**TO BE DONE:** Filter the entries below, keeping only lines with the word "返信FAX".

Dataset rows
____
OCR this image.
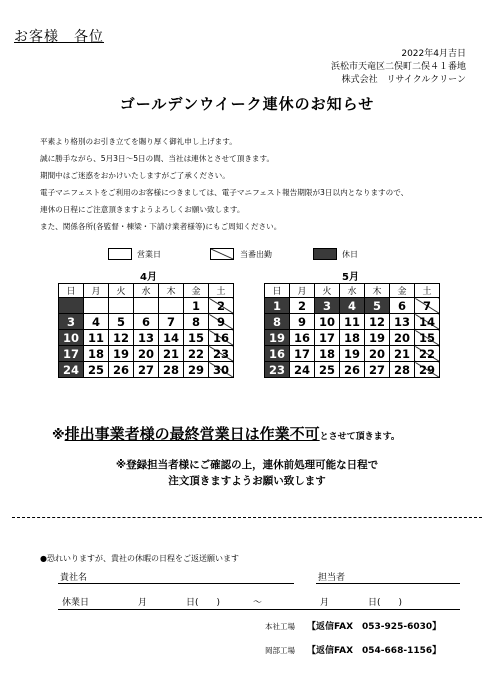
お客様　各位
2022年4月吉日
浜松市天竜区二俣町二俣４１番地
株式会社　リサイクルクリーン
ゴールデンウイーク連休のお知らせ
平素より格別のお引き立てを賜り厚く御礼申し上げます。
誠に勝手ながら、5月3日～5日の間、当社は連休とさせて頂きます。
期間中はご迷惑をおかけいたしますがご了承ください。
電子マニフェストをご利用のお客様につきましては、電子マニフェスト報告期限が3日以内となりますので、
連休の日程にご注意頂きますようよろしくお願い致します。
また、関係各所(各監督・棟梁・下請け業者様等)にもご周知ください。
営業日	当番出勤	休日
4月	5月
日	月	火	水	木	金	土
					1	2
3	4	5	6	7	8	9
10	11	12	13	14	15	16
17	18	19	20	21	22	23
24	25	26	27	28	29	30
日	月	火	水	木	金	土
1	2	3	4	5	6	7
8	9	10	11	12	13	14
19	16	17	18	19	20	15
16	17	18	19	20	21	22
23	24	25	26	27	28	29
※排出事業者様の最終営業日は作業不可とさせて頂きます。
※登録担当者様にご確認の上，連休前処理可能な日程で
注文頂きますようお願い致します
●恐れいりますが、貴社の休暇の日程をご返送願います
貴社名	担当者
休業日	月	日(　　)	～	月	日(　　)
本社工場 【返信FAX　053-925-6030】
岡部工場 【返信FAX　054-668-1156】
____
**COMPLETE ANSWER:**
本社工場 【返信FAX　053-925-6030】
岡部工場 【返信FAX　054-668-1156】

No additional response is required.